→ Set problem
Gather all lines with the word "chapitre" in them.

---------- Records for processing ----------

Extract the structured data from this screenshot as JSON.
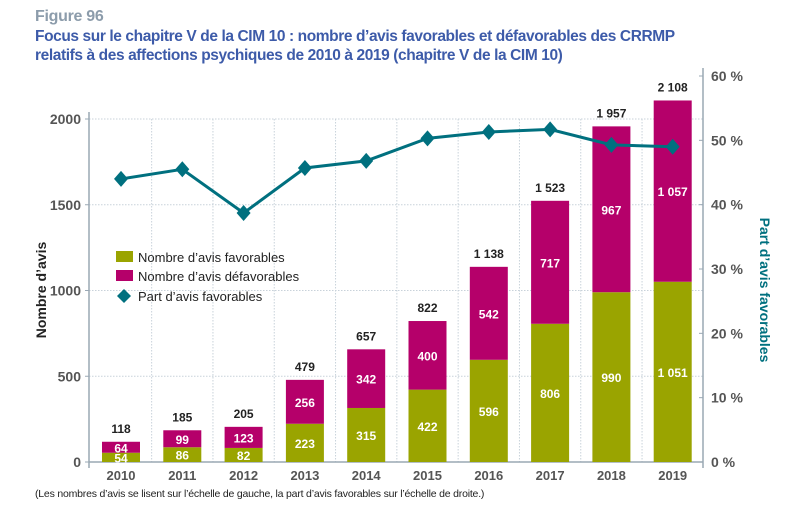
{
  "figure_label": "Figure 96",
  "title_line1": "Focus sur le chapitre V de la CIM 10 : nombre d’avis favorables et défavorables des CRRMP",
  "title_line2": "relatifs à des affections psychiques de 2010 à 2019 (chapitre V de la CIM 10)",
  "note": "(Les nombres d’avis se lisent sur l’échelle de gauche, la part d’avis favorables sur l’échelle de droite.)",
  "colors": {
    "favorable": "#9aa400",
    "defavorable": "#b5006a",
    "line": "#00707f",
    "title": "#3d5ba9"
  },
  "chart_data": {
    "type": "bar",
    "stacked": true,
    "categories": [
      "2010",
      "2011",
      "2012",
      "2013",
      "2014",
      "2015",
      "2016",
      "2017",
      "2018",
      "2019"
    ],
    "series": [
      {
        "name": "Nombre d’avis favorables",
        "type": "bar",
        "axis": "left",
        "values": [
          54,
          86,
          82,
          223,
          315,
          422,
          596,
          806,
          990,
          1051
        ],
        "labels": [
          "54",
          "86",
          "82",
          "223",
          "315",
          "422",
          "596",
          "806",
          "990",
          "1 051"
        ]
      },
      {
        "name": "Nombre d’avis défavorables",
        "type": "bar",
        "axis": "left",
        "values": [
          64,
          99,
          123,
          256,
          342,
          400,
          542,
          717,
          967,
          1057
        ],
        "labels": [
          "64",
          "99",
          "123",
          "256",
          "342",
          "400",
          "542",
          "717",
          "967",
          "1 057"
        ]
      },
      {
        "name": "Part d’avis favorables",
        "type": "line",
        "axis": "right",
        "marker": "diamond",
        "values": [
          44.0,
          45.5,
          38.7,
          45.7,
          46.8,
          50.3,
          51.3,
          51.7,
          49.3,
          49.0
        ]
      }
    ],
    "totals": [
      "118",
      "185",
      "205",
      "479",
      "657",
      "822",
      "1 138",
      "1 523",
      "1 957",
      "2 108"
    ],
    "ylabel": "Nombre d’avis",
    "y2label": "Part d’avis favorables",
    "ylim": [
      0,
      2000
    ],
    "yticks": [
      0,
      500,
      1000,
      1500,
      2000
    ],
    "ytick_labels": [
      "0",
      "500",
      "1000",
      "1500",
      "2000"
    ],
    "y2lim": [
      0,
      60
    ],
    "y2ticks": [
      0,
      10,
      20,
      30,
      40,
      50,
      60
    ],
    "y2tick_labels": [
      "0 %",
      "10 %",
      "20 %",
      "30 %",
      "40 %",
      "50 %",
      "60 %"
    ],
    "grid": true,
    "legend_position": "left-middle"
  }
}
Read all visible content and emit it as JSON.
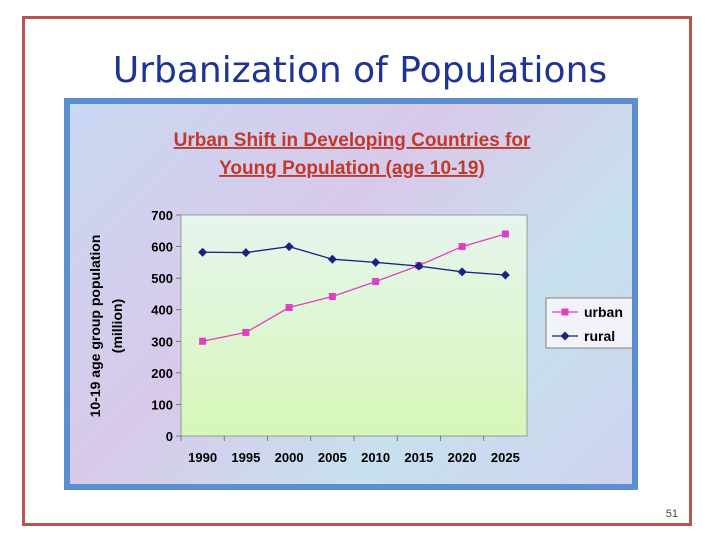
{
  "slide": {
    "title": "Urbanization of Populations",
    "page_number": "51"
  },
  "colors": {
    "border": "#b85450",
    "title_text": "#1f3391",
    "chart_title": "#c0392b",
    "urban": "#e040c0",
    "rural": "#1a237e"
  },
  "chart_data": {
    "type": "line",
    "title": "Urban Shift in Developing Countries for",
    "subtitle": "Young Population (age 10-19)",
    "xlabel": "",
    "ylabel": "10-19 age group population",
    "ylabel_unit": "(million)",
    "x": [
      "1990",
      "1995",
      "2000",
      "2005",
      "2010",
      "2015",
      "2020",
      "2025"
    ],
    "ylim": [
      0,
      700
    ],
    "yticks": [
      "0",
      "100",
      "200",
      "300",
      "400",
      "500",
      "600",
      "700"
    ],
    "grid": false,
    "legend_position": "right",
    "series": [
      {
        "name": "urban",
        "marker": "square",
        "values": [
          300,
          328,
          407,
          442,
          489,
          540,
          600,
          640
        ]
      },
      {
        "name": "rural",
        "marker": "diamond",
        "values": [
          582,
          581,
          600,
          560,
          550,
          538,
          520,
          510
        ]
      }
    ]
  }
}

----------

→ Complete output
  "title_line1": "Focus sur le chapitre V de la CIM 10 : nombre d’avis favorables et défavorables des CRRMP",
  "title_line2": "relatifs à des affections psychiques de 2010 à 2019 (chapitre V de la CIM 10)",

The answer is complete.